▶ [STATED TASK]:
Answer these from the text below on parental alienation claims:
(a) To whom was the open letter sent?
(b) What kinds of organizations make up most of the letter's signatories?
(c) Which act does the letter urge the government to change?

==== SOURCE TEXT ====

An open letter written by the National Association of Women and the Law (NAWL) was sent to Justice Minister Arif Virani, the prime minister and leaders of the Conservatives, NDP and Bloc Quebecois on Tuesday.

The letter’s signatories, most of which are women’s shelters and feminist groups, call the use of parental alienation claims against victims of domestic violence “a crisis of dramatic proportions in our family justice system.” 

Parental alienation is a controversial topic among family lawyers and legal experts. Parental alienation claims are generally used when one parent says the other parent is keeping the children from them. However, there is no legal definition of the term, even though it is used in legal decisions and scholarly research.

Many women are told by their lawyers that if they raise concerns about domestic violence they will be accused of being alienating parents who are keeping children from seeing their fathers, NAWL’s letter says.

The letter urges the government to change the Divorce Act to “prohibit the use of parental alienation or related pseudo-concepts in family law cases.”

==== RECORDED DATA ====

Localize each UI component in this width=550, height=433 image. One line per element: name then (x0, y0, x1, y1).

====

▶ [WRITTEN ANSWER]:
(a) Justice Minister Arif Virani, the prime minister, and the leaders of the Conservatives, NDP and Bloc Quebecois.
(b) Women's shelters and feminist groups.
(c) The Divorce Act.